Copy the listing below verbatim, starting at its first line and stopping after the line that contains "y-tick-label: 28: [904, 177, 944, 218]", with both of those lines included.
============
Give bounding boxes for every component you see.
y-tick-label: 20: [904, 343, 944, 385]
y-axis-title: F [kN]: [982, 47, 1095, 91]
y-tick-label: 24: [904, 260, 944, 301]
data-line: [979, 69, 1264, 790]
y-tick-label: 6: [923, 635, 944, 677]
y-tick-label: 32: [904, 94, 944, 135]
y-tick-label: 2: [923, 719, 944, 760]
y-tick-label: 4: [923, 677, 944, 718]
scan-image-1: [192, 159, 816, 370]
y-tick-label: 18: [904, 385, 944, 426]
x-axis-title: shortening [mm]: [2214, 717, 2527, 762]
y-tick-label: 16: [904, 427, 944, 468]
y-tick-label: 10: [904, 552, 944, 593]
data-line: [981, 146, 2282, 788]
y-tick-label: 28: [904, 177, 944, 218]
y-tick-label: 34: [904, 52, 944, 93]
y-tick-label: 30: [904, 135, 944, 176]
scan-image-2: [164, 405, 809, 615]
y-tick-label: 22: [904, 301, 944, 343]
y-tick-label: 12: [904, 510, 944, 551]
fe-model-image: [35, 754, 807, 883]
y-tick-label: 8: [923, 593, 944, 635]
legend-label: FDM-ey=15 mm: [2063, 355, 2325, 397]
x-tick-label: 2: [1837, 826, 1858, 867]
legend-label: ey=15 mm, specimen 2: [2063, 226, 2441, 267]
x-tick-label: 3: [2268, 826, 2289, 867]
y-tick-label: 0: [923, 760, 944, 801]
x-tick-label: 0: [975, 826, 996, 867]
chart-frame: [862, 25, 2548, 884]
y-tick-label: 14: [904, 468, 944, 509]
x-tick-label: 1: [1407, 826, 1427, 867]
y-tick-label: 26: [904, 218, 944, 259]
============
- [In response]:
Give bounding boxes for every component you see.
y-tick-label: 20: [904, 343, 944, 385]
y-axis-title: F [kN]: [982, 47, 1095, 91]
y-tick-label: 24: [904, 260, 944, 301]
data-line: [979, 69, 1264, 790]
y-tick-label: 6: [923, 635, 944, 677]
y-tick-label: 32: [904, 94, 944, 135]
y-tick-label: 2: [923, 719, 944, 760]
y-tick-label: 4: [923, 677, 944, 718]
scan-image-1: [192, 159, 816, 370]
y-tick-label: 18: [904, 385, 944, 426]
x-axis-title: shortening [mm]: [2214, 717, 2527, 762]
y-tick-label: 16: [904, 427, 944, 468]
y-tick-label: 10: [904, 552, 944, 593]
data-line: [981, 146, 2282, 788]
y-tick-label: 28: [904, 177, 944, 218]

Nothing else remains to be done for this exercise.